◆ **What the task asks**
Transcribe every entry below word for word, but skip the pictures.

◆ **Records provided**
- - - - - - -

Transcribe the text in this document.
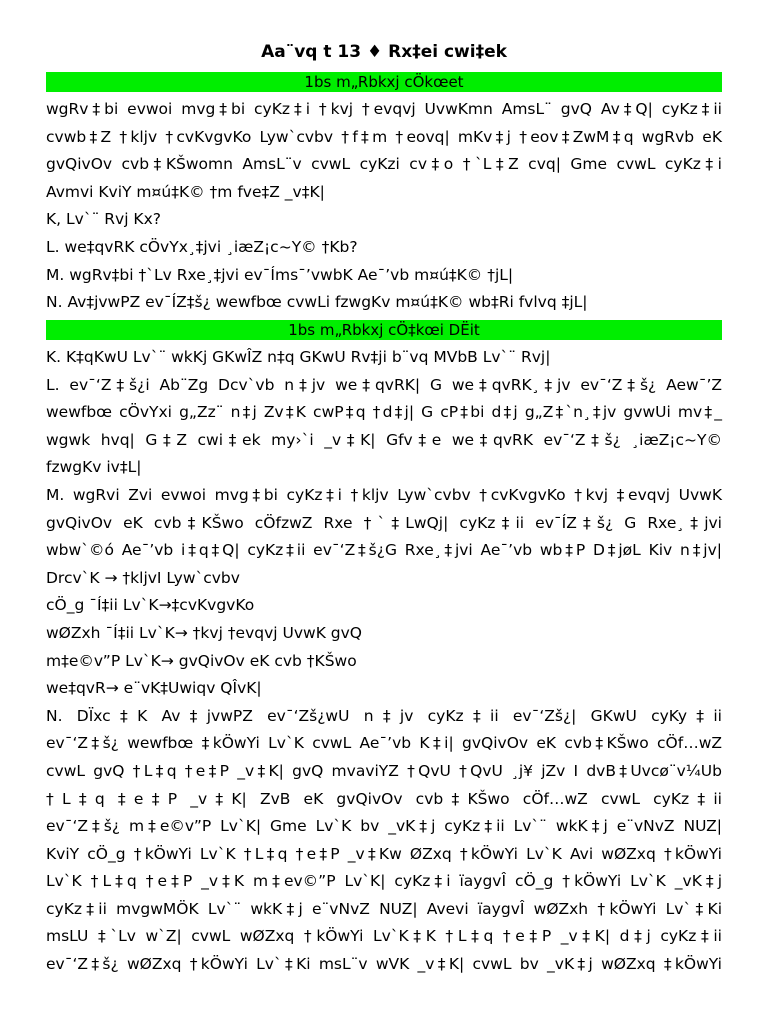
Aa¨vq t 13 ♦ Rx‡ei cwi‡ek
1bs m„Rbkxj cÖkœet

wgRv‡bi evwoi mvg‡bi cyKz‡i †kvj †evqvj UvwKmn AmsL¨ gvQ Av‡Q| cyKz‡ii

cvwb‡Z †kljv †cvKvgvKo Lyw`cvbv †f‡m †eovq| mKv‡j †eov‡ZwM‡q wgRvb eK

gvQivOv cvb‡KŠwomn AmsL¨v cvwL cyKzi cv‡o †`L‡Z cvq| Gme cvwL cyKz‡i

Avmvi KviY m¤ú‡K© †m fve‡Z _v‡K|

K, Lv`¨ Rvj Kx?

L. we‡qvRK cÖvYx¸‡jvi ¸iæZ¡c~Y© †Kb?

M. wgRv‡bi †`Lv Rxe¸‡jvi ev¯Íms¯’vwbK Ae¯’vb m¤ú‡K© †jL|

N. Av‡jvwPZ ev¯ÍZ‡š¿ wewfbœ cvwLi fzwgKv m¤ú‡K© wb‡Ri fvlvq ‡jL|

1bs m„Rbkxj cÖ‡kœi DËit

K. K‡qKwU Lv`¨ wkKj GKwÎZ n‡q GKwU Rv‡ji b¨vq MVbB Lv`¨ Rvj|

L. ev¯‘Z‡š¿i Ab¨Zg Dcv`vb n‡jv we‡qvRK| G we‡qvRK¸‡jv ev¯‘Z‡š¿ Aew¯’Z

wewfbœ cÖvYxi g„Zz¨ n‡j Zv‡K cwP‡q †d‡j| G cP‡bi d‡j g„Z‡`n¸‡jv gvwUi mv‡_

wgwk hvq| G‡Z cwi‡ek my›`i _v‡K| Gfv‡e we‡qvRK ev¯‘Z‡š¿ ¸iæZ¡c~Y©

fzwgKv iv‡L|

M. wgRvi Zvi evwoi mvg‡bi cyKz‡i †kljv Lyw`cvbv †cvKvgvKo †kvj ‡evqvj UvwK

gvQivOv eK cvb‡KŠwo cÖfzwZ Rxe †`‡LwQj| cyKz‡ii ev¯ÍZ‡š¿ G Rxe¸‡jvi

wbw`©ó Ae¯’vb i‡q‡Q| cyKz‡ii ev¯‘Z‡š¿G Rxe¸‡jvi Ae¯’vb wb‡P D‡jøL Kiv n‡jv|

Drcv`K → †kljvI Lyw`cvbv

cÖ_g ¯Í‡ii Lv`K→‡cvKvgvKo

wØZxh ¯Í‡ii Lv`K→ †kvj †evqvj UvwK gvQ

m‡e©v”P Lv`K→ gvQivOv eK cvb †KŠwo

we‡qvR→ e¨vK‡Uwiqv QÎvK|

N. DÏxc‡K Av‡jvwPZ ev¯‘Zš¿wU n‡jv cyKz‡ii ev¯‘Zš¿| GKwU cyKy‡ii

ev¯‘Z‡š¿ wewfbœ ‡kÖwYi Lv`K cvwL Ae¯’vb K‡i| gvQivOv eK cvb‡KŠwo cÖf…wZ

cvwL gvQ †L‡q †e‡P _v‡K| gvQ mvaviYZ †QvU †QvU ¸j¥ jZv I dvB‡Uvcø¨v¼Ub

†L‡q ‡e‡P _v‡K| ZvB eK gvQivOv cvb‡KŠwo cÖf…wZ cvwL cyKz‡ii

ev¯‘Z‡š¿ m‡e©v”P Lv`K| Gme Lv`K bv _vK‡j cyKz‡ii Lv`¨ wkK‡j e¨vNvZ NUZ|

KviY cÖ_g †kÖwYi Lv`K †L‡q †e‡P _v‡Kw ØZxq †kÖwYi Lv`K Avi wØZxq †kÖwYi

Lv`K †L‡q †e‡P _v‡K m‡ev©”P Lv`K| cyKz‡i ïaygvÎ cÖ_g †kÖwYi Lv`K _vK‡j

cyKz‡ii mvgwMÖK Lv`¨ wkK‡j e¨vNvZ NUZ| Avevi ïaygvÎ wØZxh †kÖwYi Lv`‡Ki

msLU ‡`Lv w`Z| cvwL wØZxq †kÖwYi Lv`K‡K †L‡q †e‡P _v‡K| d‡j cyKz‡ii

ev¯‘Z‡š¿ wØZxq †kÖwYi Lv`‡Ki msL¨v wVK _v‡K| cvwL bv _vK‡j wØZxq ‡kÖwYi
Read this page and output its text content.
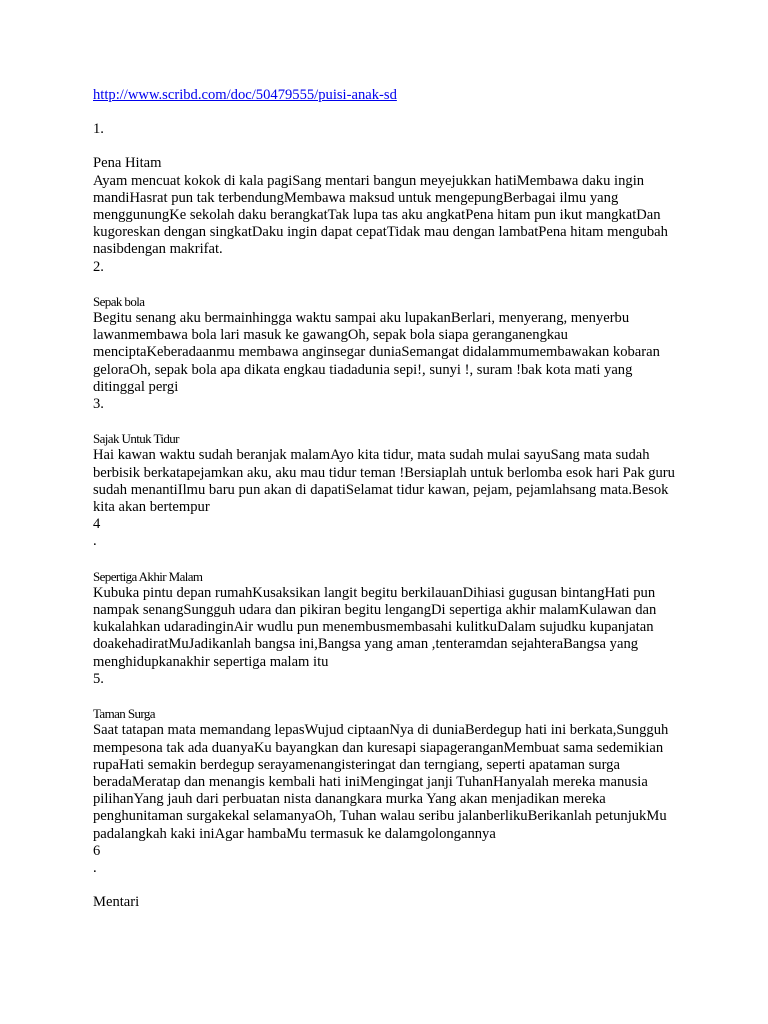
http://www.scribd.com/doc/50479555/puisi-anak-sd
1.
Pena Hitam
Ayam mencuat kokok di kala pagiSang mentari bangun meyejukkan hatiMembawa daku ingin mandiHasrat pun tak terbendungMembawa maksud untuk mengepungBerbagai ilmu yang menggunungKe sekolah daku berangkatTak lupa tas aku angkatPena hitam pun ikut mangkatDan kugoreskan dengan singkatDaku ingin dapat cepatTidak mau dengan lambatPena hitam mengubah nasibdengan makrifat.
2.
Sepak bola
Begitu senang aku bermainhingga waktu sampai aku lupakanBerlari, menyerang, menyerbu lawanmembawa bola lari masuk ke gawangOh, sepak bola siapa geranganengkau menciptaKeberadaanmu membawa anginsegar duniaSemangat didalammumembawakan kobaran geloraOh, sepak bola apa dikata engkau tiadadunia sepi!, sunyi !, suram !bak kota mati yang ditinggal pergi
3.
Sajak Untuk Tidur
Hai kawan waktu sudah beranjak malamAyo kita tidur, mata sudah mulai sayuSang mata sudah berbisik berkatapejamkan aku, aku mau tidur teman !Bersiaplah untuk berlomba esok hari Pak guru sudah menantiIlmu baru pun akan di dapatiSelamat tidur kawan, pejam, pejamlahsang mata.Besok kita akan bertempur
4
.
Sepertiga Akhir Malam
Kubuka pintu depan rumahKusaksikan langit begitu berkilauanDihiasi gugusan bintangHati pun nampak senangSungguh udara dan pikiran begitu lengangDi sepertiga akhir malamKulawan dan kukalahkan udaradinginAir wudlu pun menembusmembasahi kulitkuDalam sujudku kupanjatan doakehadiratMuJadikanlah bangsa ini,Bangsa yang aman ,tenteramdan sejahteraBangsa yang menghidupkanakhir sepertiga malam itu
5.
Taman Surga
Saat tatapan mata memandang lepasWujud ciptaanNya di duniaBerdegup hati ini berkata,Sungguh mempesona tak ada duanyaKu bayangkan dan kuresapi siapageranganMembuat sama sedemikian rupaHati semakin berdegup serayamenangisteringat dan terngiang, seperti apataman surga beradaMeratap dan menangis kembali hati iniMengingat janji TuhanHanyalah mereka manusia pilihanYang jauh dari perbuatan nista danangkara murka Yang akan menjadikan mereka penghunitaman surgakekal selamanyaOh, Tuhan walau seribu jalanberlikuBerikanlah petunjukMu padalangkah kaki iniAgar hambaMu termasuk ke dalamgolongannya
6
.
Mentari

- - - - - - -

◆ **Result**
Transcribe the text in this document.
Aa¨vq t 13 ♦ Rx‡ei cwi‡ek
1bs m„Rbkxj cÖkœet

wgRv‡bi evwoi mvg‡bi cyKz‡i †kvj †evqvj UvwKmn AmsL¨ gvQ Av‡Q| cyKz‡ii

cvwb‡Z †kljv †cvKvgvKo Lyw`cvbv †f‡m †eovq| mKv‡j †eov‡ZwM‡q wgRvb eK

gvQivOv cvb‡KŠwomn AmsL¨v cvwL cyKzi cv‡o †`L‡Z cvq| Gme cvwL cyKz‡i

Avmvi KviY m¤ú‡K© †m fve‡Z _v‡K|

K, Lv`¨ Rvj Kx?

L. we‡qvRK cÖvYx¸‡jvi ¸iæZ¡c~Y© †Kb?

M. wgRv‡bi †`Lv Rxe¸‡jvi ev¯Íms¯’vwbK Ae¯’vb m¤ú‡K© †jL|

N. Av‡jvwPZ ev¯ÍZ‡š¿ wewfbœ cvwLi fzwgKv m¤ú‡K© wb‡Ri fvlvq ‡jL|

1bs m„Rbkxj cÖ‡kœi DËit

K. K‡qKwU Lv`¨ wkKj GKwÎZ n‡q GKwU Rv‡ji b¨vq MVbB Lv`¨ Rvj|

L. ev¯‘Z‡š¿i Ab¨Zg Dcv`vb n‡jv we‡qvRK| G we‡qvRK¸‡jv ev¯‘Z‡š¿ Aew¯’Z

wewfbœ cÖvYxi g„Zz¨ n‡j Zv‡K cwP‡q †d‡j| G cP‡bi d‡j g„Z‡`n¸‡jv gvwUi mv‡_

wgwk hvq| G‡Z cwi‡ek my›`i _v‡K| Gfv‡e we‡qvRK ev¯‘Z‡š¿ ¸iæZ¡c~Y©

fzwgKv iv‡L|

M. wgRvi Zvi evwoi mvg‡bi cyKz‡i †kljv Lyw`cvbv †cvKvgvKo †kvj ‡evqvj UvwK

gvQivOv eK cvb‡KŠwo cÖfzwZ Rxe †`‡LwQj| cyKz‡ii ev¯ÍZ‡š¿ G Rxe¸‡jvi

wbw`©ó Ae¯’vb i‡q‡Q| cyKz‡ii ev¯‘Z‡š¿G Rxe¸‡jvi Ae¯’vb wb‡P D‡jøL Kiv n‡jv|

Drcv`K → †kljvI Lyw`cvbv

cÖ_g ¯Í‡ii Lv`K→‡cvKvgvKo

wØZxh ¯Í‡ii Lv`K→ †kvj †evqvj UvwK gvQ

m‡e©v”P Lv`K→ gvQivOv eK cvb †KŠwo

we‡qvR→ e¨vK‡Uwiqv QÎvK|

N. DÏxc‡K Av‡jvwPZ ev¯‘Zš¿wU n‡jv cyKz‡ii ev¯‘Zš¿| GKwU cyKy‡ii

ev¯‘Z‡š¿ wewfbœ ‡kÖwYi Lv`K cvwL Ae¯’vb K‡i| gvQivOv eK cvb‡KŠwo cÖf…wZ

cvwL gvQ †L‡q †e‡P _v‡K| gvQ mvaviYZ †QvU †QvU ¸j¥ jZv I dvB‡Uvcø¨v¼Ub

†L‡q ‡e‡P _v‡K| ZvB eK gvQivOv cvb‡KŠwo cÖf…wZ cvwL cyKz‡ii

ev¯‘Z‡š¿ m‡e©v”P Lv`K| Gme Lv`K bv _vK‡j cyKz‡ii Lv`¨ wkK‡j e¨vNvZ NUZ|

KviY cÖ_g †kÖwYi Lv`K †L‡q †e‡P _v‡Kw ØZxq †kÖwYi Lv`K Avi wØZxq †kÖwYi

Lv`K †L‡q †e‡P _v‡K m‡ev©”P Lv`K| cyKz‡i ïaygvÎ cÖ_g †kÖwYi Lv`K _vK‡j

cyKz‡ii mvgwMÖK Lv`¨ wkK‡j e¨vNvZ NUZ| Avevi ïaygvÎ wØZxh †kÖwYi Lv`‡Ki

msLU ‡`Lv w`Z| cvwL wØZxq †kÖwYi Lv`K‡K †L‡q †e‡P _v‡K| d‡j cyKz‡ii

ev¯‘Z‡š¿ wØZxq †kÖwYi Lv`‡Ki msL¨v wVK _v‡K| cvwL bv _vK‡j wØZxq ‡kÖwYi
Read this page and output its text content.
http://www.scribd.com/doc/50479555/puisi-anak-sd
1.
Pena Hitam
Ayam mencuat kokok di kala pagiSang mentari bangun meyejukkan hatiMembawa daku ingin mandiHasrat pun tak terbendungMembawa maksud untuk mengepungBerbagai ilmu yang menggunungKe sekolah daku berangkatTak lupa tas aku angkatPena hitam pun ikut mangkatDan kugoreskan dengan singkatDaku ingin dapat cepatTidak mau dengan lambatPena hitam mengubah nasibdengan makrifat.
2.
Sepak bola
Begitu senang aku bermainhingga waktu sampai aku lupakanBerlari, menyerang, menyerbu lawanmembawa bola lari masuk ke gawangOh, sepak bola siapa geranganengkau menciptaKeberadaanmu membawa anginsegar duniaSemangat didalammumembawakan kobaran geloraOh, sepak bola apa dikata engkau tiadadunia sepi!, sunyi !, suram !bak kota mati yang ditinggal pergi
3.
Sajak Untuk Tidur
Hai kawan waktu sudah beranjak malamAyo kita tidur, mata sudah mulai sayuSang mata sudah berbisik berkatapejamkan aku, aku mau tidur teman !Bersiaplah untuk berlomba esok hari Pak guru sudah menantiIlmu baru pun akan di dapatiSelamat tidur kawan, pejam, pejamlahsang mata.Besok kita akan bertempur
4
.
Sepertiga Akhir Malam
Kubuka pintu depan rumahKusaksikan langit begitu berkilauanDihiasi gugusan bintangHati pun nampak senangSungguh udara dan pikiran begitu lengangDi sepertiga akhir malamKulawan dan kukalahkan udaradinginAir wudlu pun menembusmembasahi kulitkuDalam sujudku kupanjatan doakehadiratMuJadikanlah bangsa ini,Bangsa yang aman ,tenteramdan sejahteraBangsa yang menghidupkanakhir sepertiga malam itu
5.
Taman Surga
Saat tatapan mata memandang lepasWujud ciptaanNya di duniaBerdegup hati ini berkata,Sungguh mempesona tak ada duanyaKu bayangkan dan kuresapi siapageranganMembuat sama sedemikian rupaHati semakin berdegup serayamenangisteringat dan terngiang, seperti apataman surga beradaMeratap dan menangis kembali hati iniMengingat janji TuhanHanyalah mereka manusia pilihanYang jauh dari perbuatan nista danangkara murka Yang akan menjadikan mereka penghunitaman surgakekal selamanyaOh, Tuhan walau seribu jalanberlikuBerikanlah petunjukMu padalangkah kaki iniAgar hambaMu termasuk ke dalamgolongannya
6
.
Mentari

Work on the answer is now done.